** START Dataset excerpts **
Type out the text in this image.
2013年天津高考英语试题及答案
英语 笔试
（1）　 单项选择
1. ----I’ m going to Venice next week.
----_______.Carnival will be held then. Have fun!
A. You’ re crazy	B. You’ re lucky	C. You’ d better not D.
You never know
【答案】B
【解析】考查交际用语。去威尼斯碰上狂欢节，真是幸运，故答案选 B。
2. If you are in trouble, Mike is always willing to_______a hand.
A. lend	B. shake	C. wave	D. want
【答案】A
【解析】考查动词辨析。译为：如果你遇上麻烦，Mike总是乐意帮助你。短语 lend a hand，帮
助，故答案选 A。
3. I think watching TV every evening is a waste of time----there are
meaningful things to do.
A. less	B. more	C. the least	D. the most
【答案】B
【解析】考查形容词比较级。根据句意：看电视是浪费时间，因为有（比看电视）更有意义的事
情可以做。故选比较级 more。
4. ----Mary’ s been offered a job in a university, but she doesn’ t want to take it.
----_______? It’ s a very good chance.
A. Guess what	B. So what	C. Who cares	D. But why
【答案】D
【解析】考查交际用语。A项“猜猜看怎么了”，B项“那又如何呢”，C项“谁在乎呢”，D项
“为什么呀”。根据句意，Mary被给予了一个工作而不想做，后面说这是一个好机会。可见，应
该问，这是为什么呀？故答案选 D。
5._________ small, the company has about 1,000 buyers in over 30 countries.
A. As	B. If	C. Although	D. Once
** END Dataset excerpts **
### What is asked
Identify and copy the lines holding the word "hand".

### Result of this exercise
2. If you are in trouble, Mike is always willing to_______a hand.
【解析】考查动词辨析。译为：如果你遇上麻烦，Mike总是乐意帮助你。短语 lend a hand，帮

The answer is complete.